# Short task
Return the material word for word. Do not include pictures.

# Material for this task
- - - - -

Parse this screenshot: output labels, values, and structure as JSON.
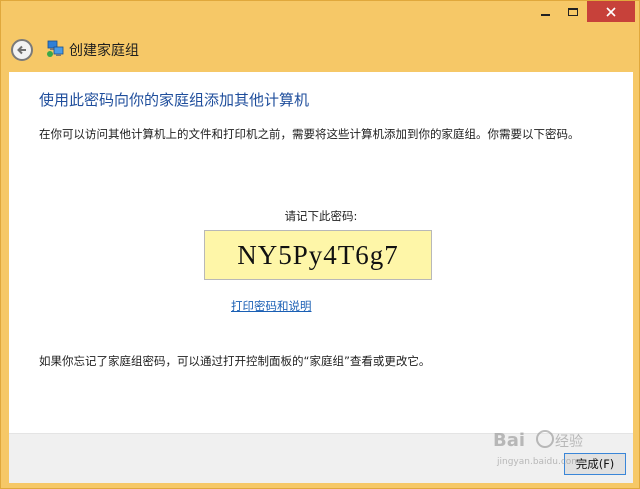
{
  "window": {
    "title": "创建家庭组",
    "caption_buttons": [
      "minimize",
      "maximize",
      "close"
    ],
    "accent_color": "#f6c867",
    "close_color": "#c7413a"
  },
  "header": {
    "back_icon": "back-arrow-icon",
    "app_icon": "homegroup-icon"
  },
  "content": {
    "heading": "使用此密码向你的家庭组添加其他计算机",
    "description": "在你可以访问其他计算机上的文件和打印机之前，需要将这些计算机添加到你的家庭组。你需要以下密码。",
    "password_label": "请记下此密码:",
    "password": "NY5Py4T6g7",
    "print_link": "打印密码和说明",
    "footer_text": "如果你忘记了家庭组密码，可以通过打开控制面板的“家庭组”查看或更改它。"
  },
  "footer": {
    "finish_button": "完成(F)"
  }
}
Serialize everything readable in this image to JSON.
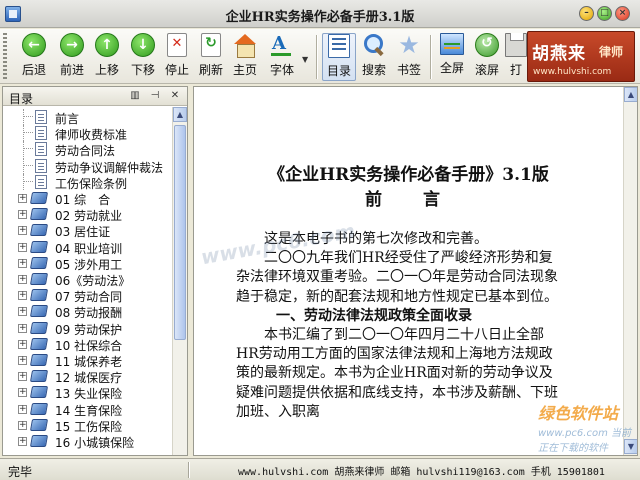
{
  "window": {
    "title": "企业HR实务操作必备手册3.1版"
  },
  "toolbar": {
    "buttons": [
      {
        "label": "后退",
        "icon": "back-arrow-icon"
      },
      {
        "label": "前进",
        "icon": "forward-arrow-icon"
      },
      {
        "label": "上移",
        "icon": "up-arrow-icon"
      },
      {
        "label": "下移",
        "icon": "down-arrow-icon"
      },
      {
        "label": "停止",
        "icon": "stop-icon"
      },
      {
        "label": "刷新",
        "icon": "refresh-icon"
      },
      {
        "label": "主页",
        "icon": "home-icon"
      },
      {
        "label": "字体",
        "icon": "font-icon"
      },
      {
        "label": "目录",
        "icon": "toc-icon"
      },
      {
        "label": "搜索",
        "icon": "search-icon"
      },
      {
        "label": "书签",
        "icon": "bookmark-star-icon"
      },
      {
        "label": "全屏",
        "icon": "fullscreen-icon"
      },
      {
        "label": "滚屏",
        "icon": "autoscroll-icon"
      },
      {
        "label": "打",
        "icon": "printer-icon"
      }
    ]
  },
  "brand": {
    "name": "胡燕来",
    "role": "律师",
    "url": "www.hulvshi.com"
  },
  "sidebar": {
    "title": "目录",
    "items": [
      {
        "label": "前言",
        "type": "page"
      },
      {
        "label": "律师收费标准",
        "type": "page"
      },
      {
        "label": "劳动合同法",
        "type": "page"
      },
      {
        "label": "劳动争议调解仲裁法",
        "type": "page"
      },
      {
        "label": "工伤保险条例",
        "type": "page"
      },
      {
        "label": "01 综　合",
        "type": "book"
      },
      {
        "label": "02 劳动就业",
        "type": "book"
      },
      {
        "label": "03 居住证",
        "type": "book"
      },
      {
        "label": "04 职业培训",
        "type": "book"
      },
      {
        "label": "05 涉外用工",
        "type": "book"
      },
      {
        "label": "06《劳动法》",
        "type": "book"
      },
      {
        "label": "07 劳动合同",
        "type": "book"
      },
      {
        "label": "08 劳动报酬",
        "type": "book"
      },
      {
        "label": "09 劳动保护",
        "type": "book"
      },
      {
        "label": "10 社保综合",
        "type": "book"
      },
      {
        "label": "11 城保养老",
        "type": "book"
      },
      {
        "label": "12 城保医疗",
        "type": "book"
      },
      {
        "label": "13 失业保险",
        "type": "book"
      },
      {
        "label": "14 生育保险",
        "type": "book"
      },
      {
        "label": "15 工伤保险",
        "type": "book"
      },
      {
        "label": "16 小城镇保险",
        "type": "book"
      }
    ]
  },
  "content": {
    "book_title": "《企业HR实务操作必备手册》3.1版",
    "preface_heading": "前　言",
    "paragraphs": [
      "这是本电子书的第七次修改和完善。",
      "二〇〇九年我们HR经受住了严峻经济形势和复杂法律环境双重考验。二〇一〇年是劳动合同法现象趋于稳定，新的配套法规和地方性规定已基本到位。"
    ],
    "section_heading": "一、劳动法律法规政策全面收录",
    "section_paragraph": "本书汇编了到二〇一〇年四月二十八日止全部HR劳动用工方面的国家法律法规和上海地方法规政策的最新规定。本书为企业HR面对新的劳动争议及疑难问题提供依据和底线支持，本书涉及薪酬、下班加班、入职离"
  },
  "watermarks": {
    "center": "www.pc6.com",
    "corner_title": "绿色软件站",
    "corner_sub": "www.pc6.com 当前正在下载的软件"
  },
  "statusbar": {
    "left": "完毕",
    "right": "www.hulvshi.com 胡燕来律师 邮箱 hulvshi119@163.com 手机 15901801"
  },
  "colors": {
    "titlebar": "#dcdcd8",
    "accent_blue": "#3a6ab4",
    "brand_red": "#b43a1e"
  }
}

- - - - -

# Solution to this task
Parse this screenshot: output labels, values, and structure as JSON.
{
  "window": {
    "title": "创建家庭组",
    "caption_buttons": [
      "minimize",
      "maximize",
      "close"
    ],
    "accent_color": "#f6c867",
    "close_color": "#c7413a"
  },
  "header": {
    "back_icon": "back-arrow-icon",
    "app_icon": "homegroup-icon"
  },
  "content": {
    "heading": "使用此密码向你的家庭组添加其他计算机",
    "description": "在你可以访问其他计算机上的文件和打印机之前，需要将这些计算机添加到你的家庭组。你需要以下密码。",
    "password_label": "请记下此密码:",
    "password": "NY5Py4T6g7",
    "print_link": "打印密码和说明",
    "footer_text": "如果你忘记了家庭组密码，可以通过打开控制面板的“家庭组”查看或更改它。"
  },
  "footer": {
    "finish_button": "完成(F)"
  }
}
Serialize everything readable in this image to JSON.
{
  "window": {
    "title": "企业HR实务操作必备手册3.1版"
  },
  "toolbar": {
    "buttons": [
      {
        "label": "后退",
        "icon": "back-arrow-icon"
      },
      {
        "label": "前进",
        "icon": "forward-arrow-icon"
      },
      {
        "label": "上移",
        "icon": "up-arrow-icon"
      },
      {
        "label": "下移",
        "icon": "down-arrow-icon"
      },
      {
        "label": "停止",
        "icon": "stop-icon"
      },
      {
        "label": "刷新",
        "icon": "refresh-icon"
      },
      {
        "label": "主页",
        "icon": "home-icon"
      },
      {
        "label": "字体",
        "icon": "font-icon"
      },
      {
        "label": "目录",
        "icon": "toc-icon"
      },
      {
        "label": "搜索",
        "icon": "search-icon"
      },
      {
        "label": "书签",
        "icon": "bookmark-star-icon"
      },
      {
        "label": "全屏",
        "icon": "fullscreen-icon"
      },
      {
        "label": "滚屏",
        "icon": "autoscroll-icon"
      },
      {
        "label": "打",
        "icon": "printer-icon"
      }
    ]
  },
  "brand": {
    "name": "胡燕来",
    "role": "律师",
    "url": "www.hulvshi.com"
  },
  "sidebar": {
    "title": "目录",
    "items": [
      {
        "label": "前言",
        "type": "page"
      },
      {
        "label": "律师收费标准",
        "type": "page"
      },
      {
        "label": "劳动合同法",
        "type": "page"
      },
      {
        "label": "劳动争议调解仲裁法",
        "type": "page"
      },
      {
        "label": "工伤保险条例",
        "type": "page"
      },
      {
        "label": "01 综　合",
        "type": "book"
      },
      {
        "label": "02 劳动就业",
        "type": "book"
      },
      {
        "label": "03 居住证",
        "type": "book"
      },
      {
        "label": "04 职业培训",
        "type": "book"
      },
      {
        "label": "05 涉外用工",
        "type": "book"
      },
      {
        "label": "06《劳动法》",
        "type": "book"
      },
      {
        "label": "07 劳动合同",
        "type": "book"
      },
      {
        "label": "08 劳动报酬",
        "type": "book"
      },
      {
        "label": "09 劳动保护",
        "type": "book"
      },
      {
        "label": "10 社保综合",
        "type": "book"
      },
      {
        "label": "11 城保养老",
        "type": "book"
      },
      {
        "label": "12 城保医疗",
        "type": "book"
      },
      {
        "label": "13 失业保险",
        "type": "book"
      },
      {
        "label": "14 生育保险",
        "type": "book"
      },
      {
        "label": "15 工伤保险",
        "type": "book"
      },
      {
        "label": "16 小城镇保险",
        "type": "book"
      }
    ]
  },
  "content": {
    "book_title": "《企业HR实务操作必备手册》3.1版",
    "preface_heading": "前　言",
    "paragraphs": [
      "这是本电子书的第七次修改和完善。",
      "二〇〇九年我们HR经受住了严峻经济形势和复杂法律环境双重考验。二〇一〇年是劳动合同法现象趋于稳定，新的配套法规和地方性规定已基本到位。"
    ],
    "section_heading": "一、劳动法律法规政策全面收录",
    "section_paragraph": "本书汇编了到二〇一〇年四月二十八日止全部HR劳动用工方面的国家法律法规和上海地方法规政策的最新规定。本书为企业HR面对新的劳动争议及疑难问题提供依据和底线支持，本书涉及薪酬、下班加班、入职离"
  },
  "watermarks": {
    "center": "www.pc6.com",
    "corner_title": "绿色软件站",
    "corner_sub": "www.pc6.com 当前正在下载的软件"
  },
  "statusbar": {
    "left": "完毕",
    "right": "www.hulvshi.com 胡燕来律师 邮箱 hulvshi119@163.com 手机 15901801"
  },
  "colors": {
    "titlebar": "#dcdcd8",
    "accent_blue": "#3a6ab4",
    "brand_red": "#b43a1e"
  }
}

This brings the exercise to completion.